[Written exercise]
Reproduce every line of each item below word for word, leaving the pictures out.

[Records supplied]
========================================================================
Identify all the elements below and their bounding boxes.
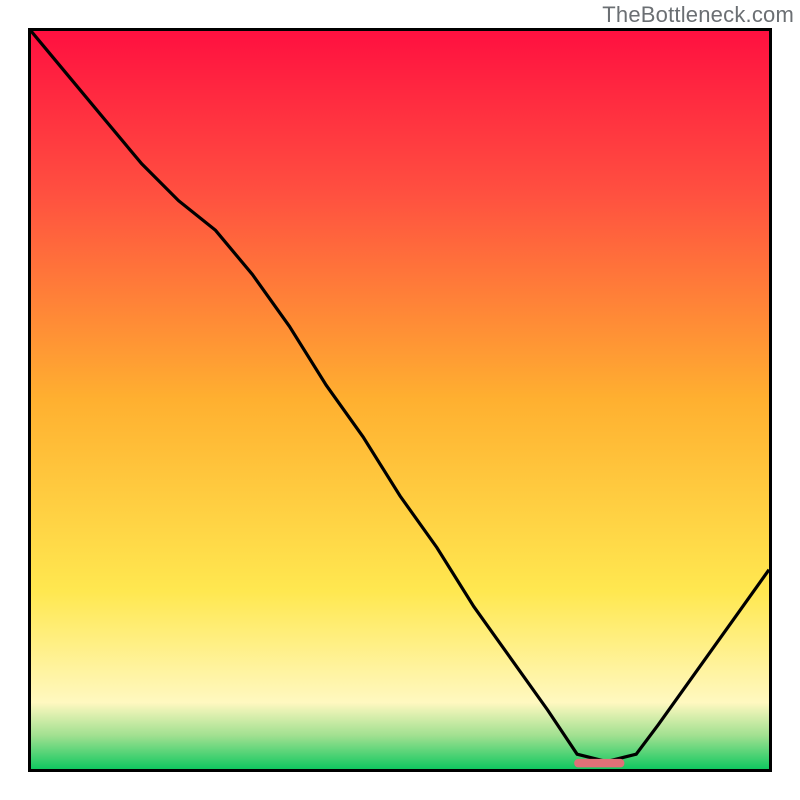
gradient-background — [31, 31, 769, 769]
watermark-text: TheBottleneck.com — [602, 2, 794, 28]
optimum-marker — [574, 759, 624, 768]
plot-svg — [31, 31, 769, 769]
chart-container: TheBottleneck.com — [0, 0, 800, 800]
plot-area — [28, 28, 772, 772]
========================================================================
[Response to this task]
Identify all the elements below and their bounding boxes.
gradient-background — [31, 31, 769, 769]
watermark-text: TheBottleneck.com — [602, 2, 794, 28]
optimum-marker — [574, 759, 624, 768]
plot-svg — [31, 31, 769, 769]
chart-container: TheBottleneck.com — [0, 0, 800, 800]
plot-area — [28, 28, 772, 772]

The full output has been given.